(A block of data)

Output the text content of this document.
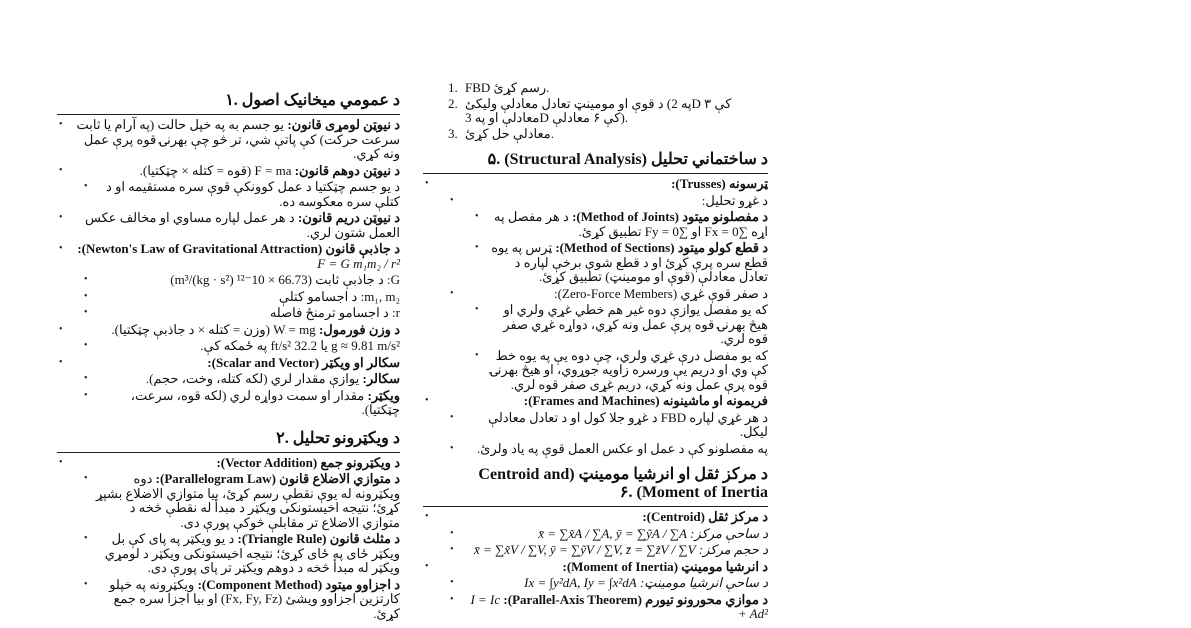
د عمومي میخانیک اصول .۱
• د نیوټن لومړی قانون: یو جسم به په خپل حالت (په آرام یا ثابت سرعت حرکت) کې پاتې شي، تر څو چې بهرنۍ قوه پرې عمل ونه کړي.
• د نیوټن دوهم قانون: F = ma (قوه = کتله × چټکتیا).
• د یو جسم چټکتیا د عمل کوونکې قوې سره مستقیمه او د کتلې سره معکوسه ده.
• د نیوټن دریم قانون: د هر عمل لپاره مساوي او مخالف عکس العمل شتون لري.
• د جاذبې قانون (Newton's Law of Gravitational Attraction): F = G m₁m₂ / r²
• G: د جاذبې ثابت (66.73 × 10⁻¹² m³/(kg · s²))
• m₁, m₂: د اجسامو کتلې
• r: د اجسامو ترمنځ فاصله
• د وزن فورمول: W = mg (وزن = کتله × د جاذبې چټکتیا).
• g ≈ 9.81 m/s² یا 32.2 ft/s² په ځمکه کې.
• سکالر او ویکټر (Scalar and Vector):
• سکالر: یوازې مقدار لري (لکه کتله، وخت، حجم).
• ویکټر: مقدار او سمت دواړه لري (لکه قوه، سرعت، چټکتیا).
د ویکټرونو تحلیل .۲
• د ویکټرونو جمع (Vector Addition):
• د متوازي الاضلاع قانون (Parallelogram Law): دوه ویکټرونه له یوې نقطې رسم کړئ، بیا متوازي الاضلاع بشپړ کړئ؛ نتیجه اخیستونکی ویکټر د مبدأ له نقطې څخه د متوازي الاضلاع تر مقابلې څوکې پورې دی.
• د مثلث قانون (Triangle Rule): د یو ویکټر په پای کې بل ویکټر ځای په ځای کړئ؛ نتیجه اخیستونکی ویکټر د لومړي ویکټر له مبدأ څخه د دوهم ویکټر تر پای پورې دی.
• د اجزاوو میتود (Component Method): ویکټرونه په خپلو کارتزین اجزاوو ویشئ (Fx, Fy, Fz) او بیا اجزا سره جمع کړئ.
1. FBD رسم کړئ.
2. د قوې او مومینټ تعادل معادلې ولیکئ (په 2D کې ۳ معادلې او په 3D کې ۶ معادلې).
3. معادلې حل کړئ.
د ساختماني تحلیل (Structural Analysis) .۵
• ټرسونه (Trusses):
• د غړو تحلیل:
• د مفصلونو میتود (Method of Joints): د هر مفصل په اړه ∑Fx = 0 او ∑Fy = 0 تطبیق کړئ.
• د قطع کولو میتود (Method of Sections): ټرس په یوه قطع سره پرې کړئ او د قطع شوې برخې لپاره د تعادل معادلې (قوې او مومینټ) تطبیق کړئ.
• د صفر قوې غړي (Zero-Force Members):
• که یو مفصل یوازې دوه غیر هم خطي غړي ولري او هیڅ بهرنۍ قوه پرې عمل ونه کړي، دواړه غړي صفر قوه لري.
• که یو مفصل درې غړي ولري، چې دوه یې په یوه خط کې وي او دریم یې ورسره زاویه جوړوي، او هیڅ بهرنۍ قوه پرې عمل ونه کړي، دریم غړی صفر قوه لري.
• فریمونه او ماشینونه (Frames and Machines):
• د هر غړي لپاره FBD د غړو جلا کول او د تعادل معادلې لیکل.
• په مفصلونو کې د عمل او عکس العمل قوې په یاد ولرئ.
د مرکز ثقل او انرشیا مومینټ (Centroid and Moment of Inertia) .۶
• د مرکز ثقل (Centroid):
• د ساحې مرکز: x̄ = ∑x̃A / ∑A, ȳ = ∑ỹA / ∑A
• د حجم مرکز: x̄ = ∑x̃V / ∑V, ȳ = ∑ỹV / ∑V, z̄ = ∑z̃V / ∑V
• د انرشیا مومینټ (Moment of Inertia):
• د ساحې انرشیا مومینټ: Ix = ∫y²dA, Iy = ∫x²dA
• د موازي محورونو تیورم (Parallel-Axis Theorem): I = Ic + Ad²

** Short task **
The data above should be repeated exactly, minus any pictures.

** Answer **
Output the text content of this document.
د عمومي میخانیک اصول .۱
• د نیوټن لومړی قانون: یو جسم به په خپل حالت (په آرام یا ثابت سرعت حرکت) کې پاتې شي، تر څو چې بهرنۍ قوه پرې عمل ونه کړي.
• د نیوټن دوهم قانون: F = ma (قوه = کتله × چټکتیا).
• د یو جسم چټکتیا د عمل کوونکې قوې سره مستقیمه او د کتلې سره معکوسه ده.
• د نیوټن دریم قانون: د هر عمل لپاره مساوي او مخالف عکس العمل شتون لري.
• د جاذبې قانون (Newton's Law of Gravitational Attraction): F = G m₁m₂ / r²
• G: د جاذبې ثابت (66.73 × 10⁻¹² m³/(kg · s²))
• m₁, m₂: د اجسامو کتلې
• r: د اجسامو ترمنځ فاصله
• د وزن فورمول: W = mg (وزن = کتله × د جاذبې چټکتیا).
• g ≈ 9.81 m/s² یا 32.2 ft/s² په ځمکه کې.
• سکالر او ویکټر (Scalar and Vector):
• سکالر: یوازې مقدار لري (لکه کتله، وخت، حجم).
• ویکټر: مقدار او سمت دواړه لري (لکه قوه، سرعت، چټکتیا).
د ویکټرونو تحلیل .۲
• د ویکټرونو جمع (Vector Addition):
• د متوازي الاضلاع قانون (Parallelogram Law): دوه ویکټرونه له یوې نقطې رسم کړئ، بیا متوازي الاضلاع بشپړ کړئ؛ نتیجه اخیستونکی ویکټر د مبدأ له نقطې څخه د متوازي الاضلاع تر مقابلې څوکې پورې دی.
• د مثلث قانون (Triangle Rule): د یو ویکټر په پای کې بل ویکټر ځای په ځای کړئ؛ نتیجه اخیستونکی ویکټر د لومړي ویکټر له مبدأ څخه د دوهم ویکټر تر پای پورې دی.
• د اجزاوو میتود (Component Method): ویکټرونه په خپلو کارتزین اجزاوو ویشئ (Fx, Fy, Fz) او بیا اجزا سره جمع کړئ.
1. FBD رسم کړئ.
2. د قوې او مومینټ تعادل معادلې ولیکئ (په 2D کې ۳ معادلې او په 3D کې ۶ معادلې).
3. معادلې حل کړئ.
د ساختماني تحلیل (Structural Analysis) .۵
• ټرسونه (Trusses):
• د غړو تحلیل:
• د مفصلونو میتود (Method of Joints): د هر مفصل په اړه ∑Fx = 0 او ∑Fy = 0 تطبیق کړئ.
• د قطع کولو میتود (Method of Sections): ټرس په یوه قطع سره پرې کړئ او د قطع شوې برخې لپاره د تعادل معادلې (قوې او مومینټ) تطبیق کړئ.
• د صفر قوې غړي (Zero-Force Members):
• که یو مفصل یوازې دوه غیر هم خطي غړي ولري او هیڅ بهرنۍ قوه پرې عمل ونه کړي، دواړه غړي صفر قوه لري.
• که یو مفصل درې غړي ولري، چې دوه یې په یوه خط کې وي او دریم یې ورسره زاویه جوړوي، او هیڅ بهرنۍ قوه پرې عمل ونه کړي، دریم غړی صفر قوه لري.
• فریمونه او ماشینونه (Frames and Machines):
• د هر غړي لپاره FBD د غړو جلا کول او د تعادل معادلې لیکل.
• په مفصلونو کې د عمل او عکس العمل قوې په یاد ولرئ.
د مرکز ثقل او انرشیا مومینټ (Centroid and Moment of Inertia) .۶
• د مرکز ثقل (Centroid):
• د ساحې مرکز: x̄ = ∑x̃A / ∑A, ȳ = ∑ỹA / ∑A
• د حجم مرکز: x̄ = ∑x̃V / ∑V, ȳ = ∑ỹV / ∑V, z̄ = ∑z̃V / ∑V
• د انرشیا مومینټ (Moment of Inertia):
• د ساحې انرشیا مومینټ: Ix = ∫y²dA, Iy = ∫x²dA
• د موازي محورونو تیورم (Parallel-Axis Theorem): I = Ic + Ad²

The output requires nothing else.